>> start MATERIAL FOR THIS TASK

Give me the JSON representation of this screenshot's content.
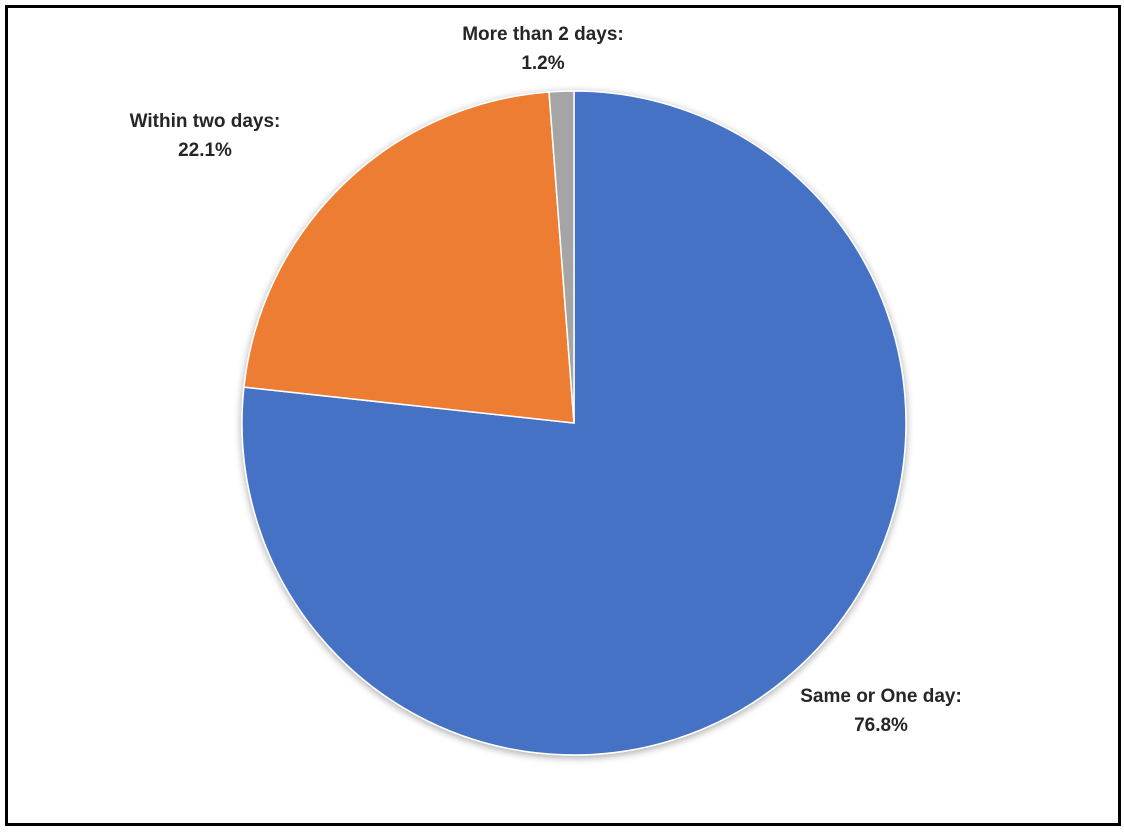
{
  "chart_data": {
    "type": "pie",
    "title": "",
    "start_angle_deg": 0,
    "direction": "clockwise",
    "slices": [
      {
        "label": "Same or One day",
        "value": 76.8,
        "value_label": "76.8%",
        "color": "#4472C4"
      },
      {
        "label": "Within two days",
        "value": 22.1,
        "value_label": "22.1%",
        "color": "#ED7D31"
      },
      {
        "label": "More than 2 days",
        "value": 1.2,
        "value_label": "1.2%",
        "color": "#A5A5A5"
      }
    ],
    "data_labels": [
      {
        "name": "Same or One day:",
        "value": "76.8%"
      },
      {
        "name": "Within two days:",
        "value": "22.1%"
      },
      {
        "name": "More than 2 days:",
        "value": "1.2%"
      }
    ],
    "legend": "none"
  }
}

>> end MATERIAL FOR THIS TASK

PROBLEM REQUIREMENTS: Reproduce every record above exactly, but leave out the pictures.

THE RESPONSE:
Give me the JSON representation of this screenshot's content.
{
  "chart_data": {
    "type": "pie",
    "title": "",
    "start_angle_deg": 0,
    "direction": "clockwise",
    "slices": [
      {
        "label": "Same or One day",
        "value": 76.8,
        "value_label": "76.8%",
        "color": "#4472C4"
      },
      {
        "label": "Within two days",
        "value": 22.1,
        "value_label": "22.1%",
        "color": "#ED7D31"
      },
      {
        "label": "More than 2 days",
        "value": 1.2,
        "value_label": "1.2%",
        "color": "#A5A5A5"
      }
    ],
    "data_labels": [
      {
        "name": "Same or One day:",
        "value": "76.8%"
      },
      {
        "name": "Within two days:",
        "value": "22.1%"
      },
      {
        "name": "More than 2 days:",
        "value": "1.2%"
      }
    ],
    "legend": "none"
  }
}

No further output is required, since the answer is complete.